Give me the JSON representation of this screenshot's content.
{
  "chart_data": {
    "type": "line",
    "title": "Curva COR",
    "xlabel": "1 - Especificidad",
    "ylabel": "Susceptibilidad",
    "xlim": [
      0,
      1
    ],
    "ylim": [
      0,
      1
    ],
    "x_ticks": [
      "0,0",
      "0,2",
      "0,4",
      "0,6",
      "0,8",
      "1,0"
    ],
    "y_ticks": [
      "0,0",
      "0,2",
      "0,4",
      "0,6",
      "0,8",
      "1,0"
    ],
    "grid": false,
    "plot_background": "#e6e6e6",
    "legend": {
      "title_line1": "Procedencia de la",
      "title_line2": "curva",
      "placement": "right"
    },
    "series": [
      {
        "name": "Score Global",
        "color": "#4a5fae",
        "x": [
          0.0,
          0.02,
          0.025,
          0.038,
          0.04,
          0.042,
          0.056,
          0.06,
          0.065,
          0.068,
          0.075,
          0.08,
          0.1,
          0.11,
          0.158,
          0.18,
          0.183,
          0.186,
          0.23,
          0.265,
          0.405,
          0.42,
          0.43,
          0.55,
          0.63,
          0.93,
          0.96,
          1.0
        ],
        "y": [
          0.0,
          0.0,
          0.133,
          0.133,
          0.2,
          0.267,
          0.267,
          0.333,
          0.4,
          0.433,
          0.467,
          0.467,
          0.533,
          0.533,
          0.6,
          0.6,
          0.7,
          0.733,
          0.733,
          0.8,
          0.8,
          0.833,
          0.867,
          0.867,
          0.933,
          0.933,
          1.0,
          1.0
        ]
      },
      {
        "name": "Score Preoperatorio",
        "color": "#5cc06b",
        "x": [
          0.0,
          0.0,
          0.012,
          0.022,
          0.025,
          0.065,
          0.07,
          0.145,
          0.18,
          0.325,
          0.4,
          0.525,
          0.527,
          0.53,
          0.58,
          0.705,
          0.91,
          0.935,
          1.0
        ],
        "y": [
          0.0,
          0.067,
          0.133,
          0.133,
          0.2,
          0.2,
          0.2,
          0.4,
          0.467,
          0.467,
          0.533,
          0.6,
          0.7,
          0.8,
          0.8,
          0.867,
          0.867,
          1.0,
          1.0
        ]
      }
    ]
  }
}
☆ ☆ ☆ ☆ ☆
* _Goal of the exercise_
Send back every record, precisely as written.

* _Solution to this task_
Give me the JSON representation of this screenshot's content.
{
  "chart_data": {
    "type": "line",
    "title": "Curva COR",
    "xlabel": "1 - Especificidad",
    "ylabel": "Susceptibilidad",
    "xlim": [
      0,
      1
    ],
    "ylim": [
      0,
      1
    ],
    "x_ticks": [
      "0,0",
      "0,2",
      "0,4",
      "0,6",
      "0,8",
      "1,0"
    ],
    "y_ticks": [
      "0,0",
      "0,2",
      "0,4",
      "0,6",
      "0,8",
      "1,0"
    ],
    "grid": false,
    "plot_background": "#e6e6e6",
    "legend": {
      "title_line1": "Procedencia de la",
      "title_line2": "curva",
      "placement": "right"
    },
    "series": [
      {
        "name": "Score Global",
        "color": "#4a5fae",
        "x": [
          0.0,
          0.02,
          0.025,
          0.038,
          0.04,
          0.042,
          0.056,
          0.06,
          0.065,
          0.068,
          0.075,
          0.08,
          0.1,
          0.11,
          0.158,
          0.18,
          0.183,
          0.186,
          0.23,
          0.265,
          0.405,
          0.42,
          0.43,
          0.55,
          0.63,
          0.93,
          0.96,
          1.0
        ],
        "y": [
          0.0,
          0.0,
          0.133,
          0.133,
          0.2,
          0.267,
          0.267,
          0.333,
          0.4,
          0.433,
          0.467,
          0.467,
          0.533,
          0.533,
          0.6,
          0.6,
          0.7,
          0.733,
          0.733,
          0.8,
          0.8,
          0.833,
          0.867,
          0.867,
          0.933,
          0.933,
          1.0,
          1.0
        ]
      },
      {
        "name": "Score Preoperatorio",
        "color": "#5cc06b",
        "x": [
          0.0,
          0.0,
          0.012,
          0.022,
          0.025,
          0.065,
          0.07,
          0.145,
          0.18,
          0.325,
          0.4,
          0.525,
          0.527,
          0.53,
          0.58,
          0.705,
          0.91,
          0.935,
          1.0
        ],
        "y": [
          0.0,
          0.067,
          0.133,
          0.133,
          0.2,
          0.2,
          0.2,
          0.4,
          0.467,
          0.467,
          0.533,
          0.6,
          0.7,
          0.8,
          0.8,
          0.867,
          0.867,
          1.0,
          1.0
        ]
      }
    ]
  }
}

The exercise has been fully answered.